THE EXERCISE
Please list all lines of the material below in which the string "text" occurs.

═════ DATA IN THIS EXERCISE ═════

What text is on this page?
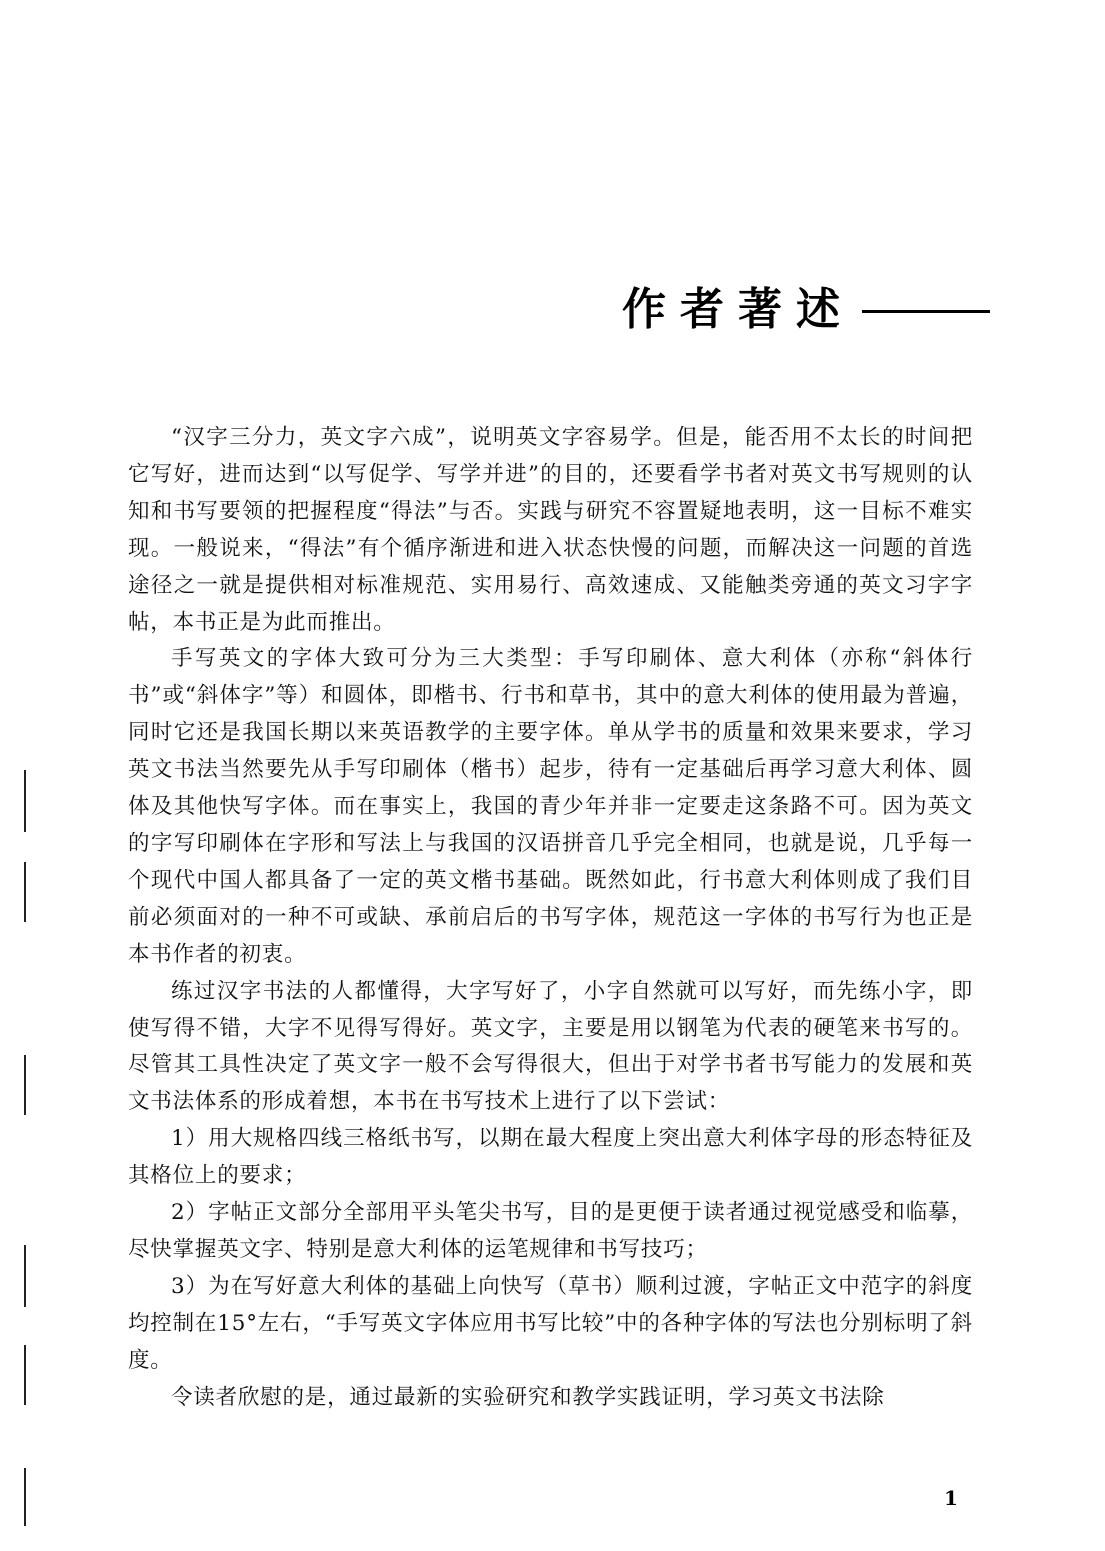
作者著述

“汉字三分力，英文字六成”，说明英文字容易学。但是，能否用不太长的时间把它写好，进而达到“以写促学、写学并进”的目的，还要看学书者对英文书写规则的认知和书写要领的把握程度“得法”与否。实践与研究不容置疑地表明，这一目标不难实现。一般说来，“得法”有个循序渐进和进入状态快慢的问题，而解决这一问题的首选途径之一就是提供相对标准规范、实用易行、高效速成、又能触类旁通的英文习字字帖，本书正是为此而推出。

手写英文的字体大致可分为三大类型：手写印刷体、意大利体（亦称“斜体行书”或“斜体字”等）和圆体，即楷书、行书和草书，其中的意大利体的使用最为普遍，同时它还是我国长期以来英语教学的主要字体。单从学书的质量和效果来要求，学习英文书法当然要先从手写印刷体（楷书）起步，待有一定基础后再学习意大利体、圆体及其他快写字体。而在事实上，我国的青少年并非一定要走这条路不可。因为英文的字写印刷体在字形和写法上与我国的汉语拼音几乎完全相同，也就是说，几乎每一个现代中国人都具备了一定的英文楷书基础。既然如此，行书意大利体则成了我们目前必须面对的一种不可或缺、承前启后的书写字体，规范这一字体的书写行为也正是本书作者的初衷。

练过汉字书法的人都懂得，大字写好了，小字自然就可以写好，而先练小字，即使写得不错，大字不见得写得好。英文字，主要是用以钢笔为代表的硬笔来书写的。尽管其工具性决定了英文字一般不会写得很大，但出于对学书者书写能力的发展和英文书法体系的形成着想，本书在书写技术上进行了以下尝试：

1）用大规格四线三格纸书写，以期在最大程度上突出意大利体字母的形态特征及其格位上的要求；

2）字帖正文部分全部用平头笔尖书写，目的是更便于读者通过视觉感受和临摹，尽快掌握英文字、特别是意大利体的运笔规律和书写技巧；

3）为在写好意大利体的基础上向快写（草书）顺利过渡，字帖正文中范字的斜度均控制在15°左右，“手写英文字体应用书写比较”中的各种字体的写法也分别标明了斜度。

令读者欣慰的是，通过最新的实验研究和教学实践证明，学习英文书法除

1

═════
═════ DATA IN THIS EXERCISE ═════

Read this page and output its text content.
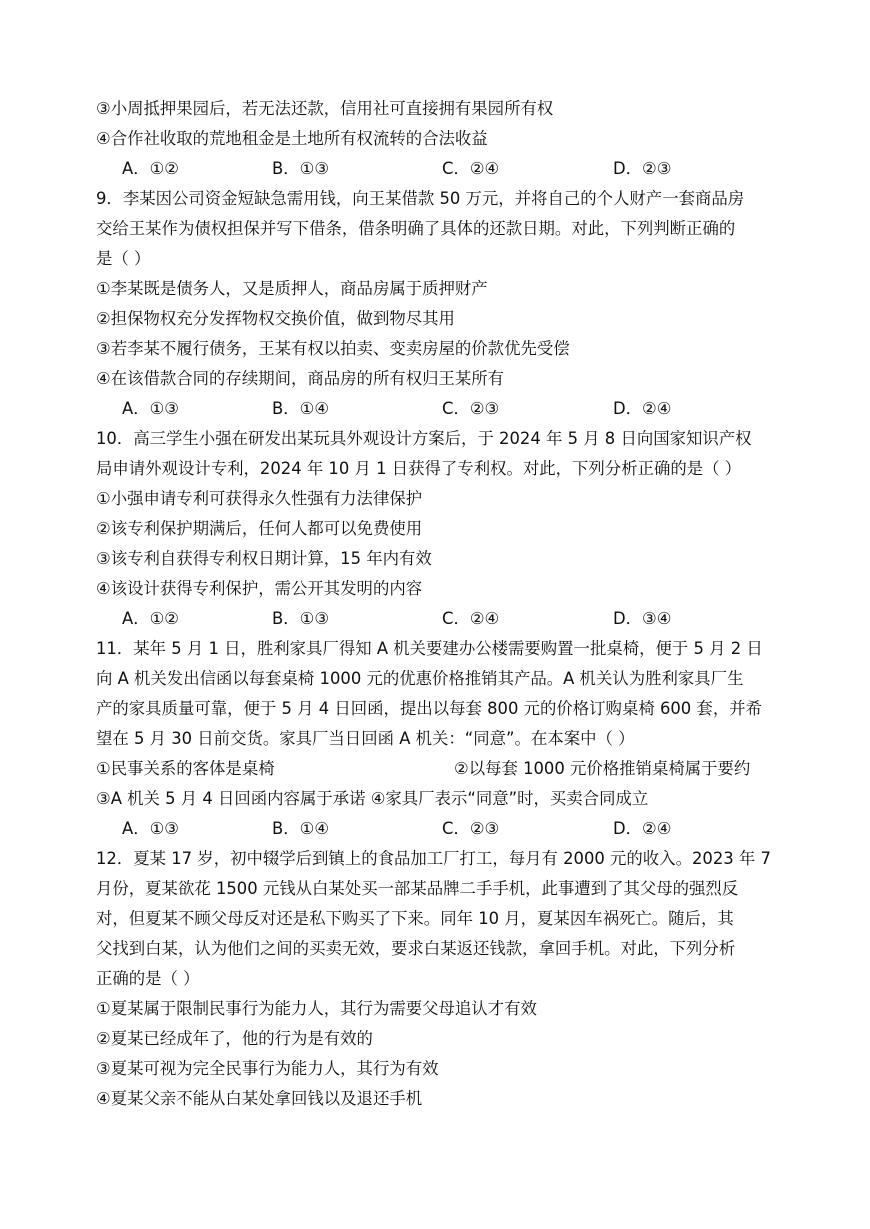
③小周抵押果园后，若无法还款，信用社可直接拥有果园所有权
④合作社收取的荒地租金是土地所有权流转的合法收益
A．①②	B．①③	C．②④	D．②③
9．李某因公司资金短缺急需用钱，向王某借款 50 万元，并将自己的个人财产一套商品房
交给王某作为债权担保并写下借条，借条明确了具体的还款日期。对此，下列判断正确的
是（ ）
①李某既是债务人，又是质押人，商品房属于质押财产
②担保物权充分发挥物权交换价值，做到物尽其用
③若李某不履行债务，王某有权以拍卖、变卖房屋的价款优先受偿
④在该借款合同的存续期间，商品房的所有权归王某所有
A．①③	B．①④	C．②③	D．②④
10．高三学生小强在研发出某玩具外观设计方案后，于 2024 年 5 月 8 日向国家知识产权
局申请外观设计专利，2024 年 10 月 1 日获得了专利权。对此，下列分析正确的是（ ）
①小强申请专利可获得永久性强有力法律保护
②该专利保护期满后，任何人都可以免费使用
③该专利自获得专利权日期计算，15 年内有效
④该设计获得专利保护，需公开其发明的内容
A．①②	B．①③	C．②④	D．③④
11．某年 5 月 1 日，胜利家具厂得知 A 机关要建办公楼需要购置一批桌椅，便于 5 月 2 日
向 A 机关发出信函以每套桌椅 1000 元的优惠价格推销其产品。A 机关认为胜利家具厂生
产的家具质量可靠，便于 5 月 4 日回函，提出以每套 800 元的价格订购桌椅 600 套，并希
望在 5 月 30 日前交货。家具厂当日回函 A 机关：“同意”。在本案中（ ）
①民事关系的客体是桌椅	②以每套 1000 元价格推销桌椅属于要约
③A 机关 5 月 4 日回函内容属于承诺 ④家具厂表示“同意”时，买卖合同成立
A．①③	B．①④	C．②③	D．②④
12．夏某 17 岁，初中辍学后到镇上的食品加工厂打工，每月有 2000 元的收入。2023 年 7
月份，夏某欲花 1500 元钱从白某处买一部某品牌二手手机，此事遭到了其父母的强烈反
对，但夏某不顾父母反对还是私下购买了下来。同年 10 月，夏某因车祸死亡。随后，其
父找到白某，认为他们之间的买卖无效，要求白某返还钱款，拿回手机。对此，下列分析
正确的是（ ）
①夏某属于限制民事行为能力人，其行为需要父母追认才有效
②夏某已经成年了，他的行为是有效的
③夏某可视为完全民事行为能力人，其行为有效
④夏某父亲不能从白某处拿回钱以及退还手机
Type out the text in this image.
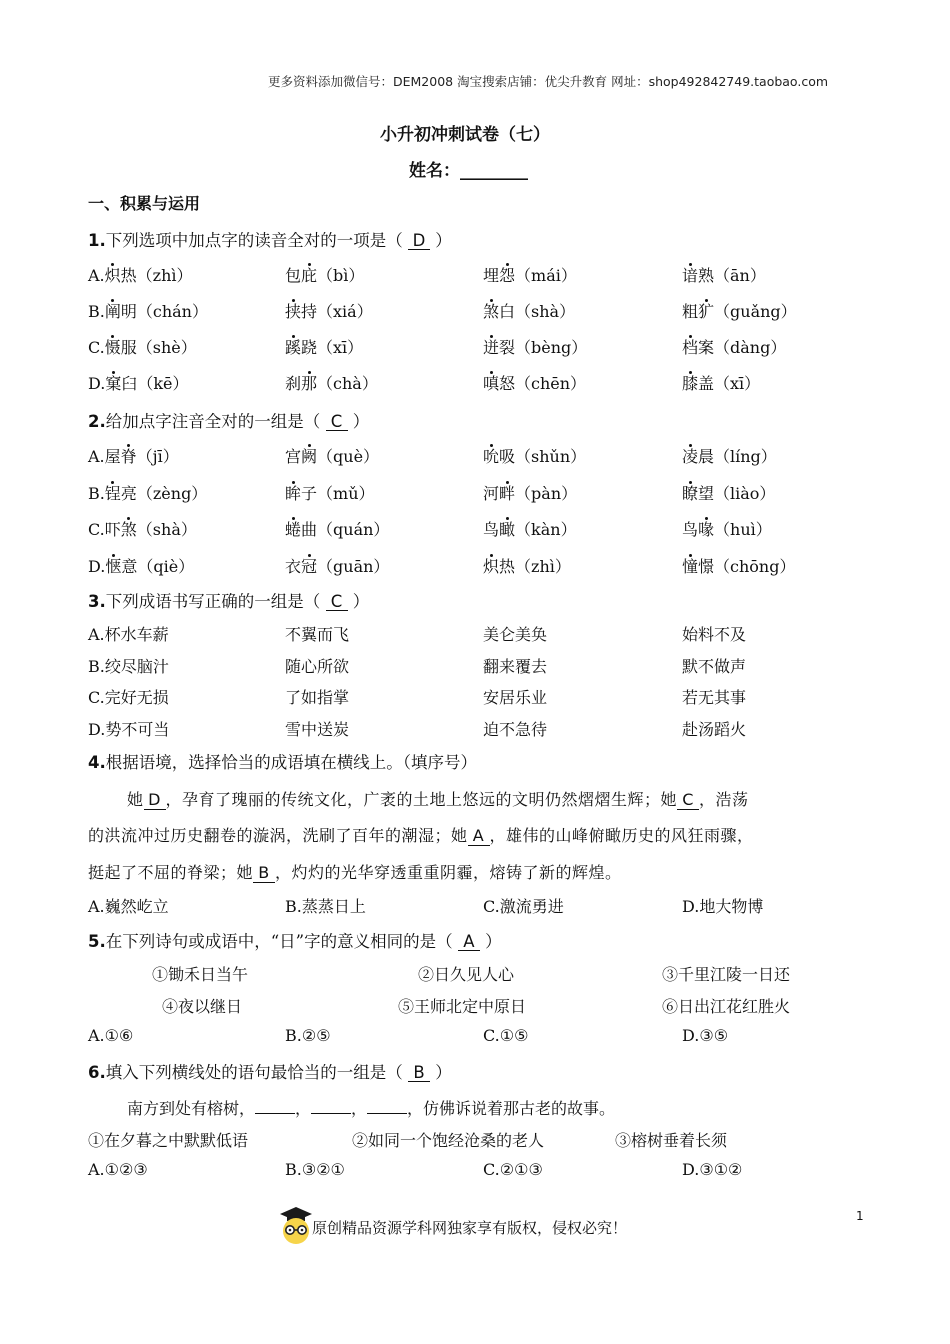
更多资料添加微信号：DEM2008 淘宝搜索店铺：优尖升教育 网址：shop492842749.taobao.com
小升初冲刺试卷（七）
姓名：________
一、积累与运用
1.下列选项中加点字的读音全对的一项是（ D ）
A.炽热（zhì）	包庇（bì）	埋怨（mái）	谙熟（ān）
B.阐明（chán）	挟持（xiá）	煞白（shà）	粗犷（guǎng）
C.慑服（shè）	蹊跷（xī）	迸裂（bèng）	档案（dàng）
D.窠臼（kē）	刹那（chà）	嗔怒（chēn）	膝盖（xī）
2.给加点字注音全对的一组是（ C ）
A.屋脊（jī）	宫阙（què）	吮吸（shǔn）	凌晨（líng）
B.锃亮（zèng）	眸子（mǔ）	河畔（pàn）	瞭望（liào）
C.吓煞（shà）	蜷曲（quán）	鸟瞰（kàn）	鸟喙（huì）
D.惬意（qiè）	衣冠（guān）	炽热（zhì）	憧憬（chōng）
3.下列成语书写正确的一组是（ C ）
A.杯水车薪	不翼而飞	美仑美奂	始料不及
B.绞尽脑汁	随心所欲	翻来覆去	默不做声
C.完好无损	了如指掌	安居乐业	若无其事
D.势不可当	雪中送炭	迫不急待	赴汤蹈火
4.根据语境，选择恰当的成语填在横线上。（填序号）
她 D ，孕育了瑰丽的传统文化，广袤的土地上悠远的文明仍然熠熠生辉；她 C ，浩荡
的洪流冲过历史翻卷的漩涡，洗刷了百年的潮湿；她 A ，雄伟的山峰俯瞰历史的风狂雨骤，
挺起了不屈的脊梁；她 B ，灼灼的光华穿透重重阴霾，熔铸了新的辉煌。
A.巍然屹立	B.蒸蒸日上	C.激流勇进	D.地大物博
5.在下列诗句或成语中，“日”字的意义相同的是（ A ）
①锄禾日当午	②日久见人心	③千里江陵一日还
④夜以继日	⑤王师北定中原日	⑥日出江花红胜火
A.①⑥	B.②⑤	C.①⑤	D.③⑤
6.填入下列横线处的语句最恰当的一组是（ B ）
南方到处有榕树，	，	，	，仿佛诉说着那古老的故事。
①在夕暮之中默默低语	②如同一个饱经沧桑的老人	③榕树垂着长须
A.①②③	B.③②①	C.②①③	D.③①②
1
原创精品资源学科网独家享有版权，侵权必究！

═════

THE COMPLETED TASK
What text is on this page?
Read this page and output its text content.
Type out the text in this image.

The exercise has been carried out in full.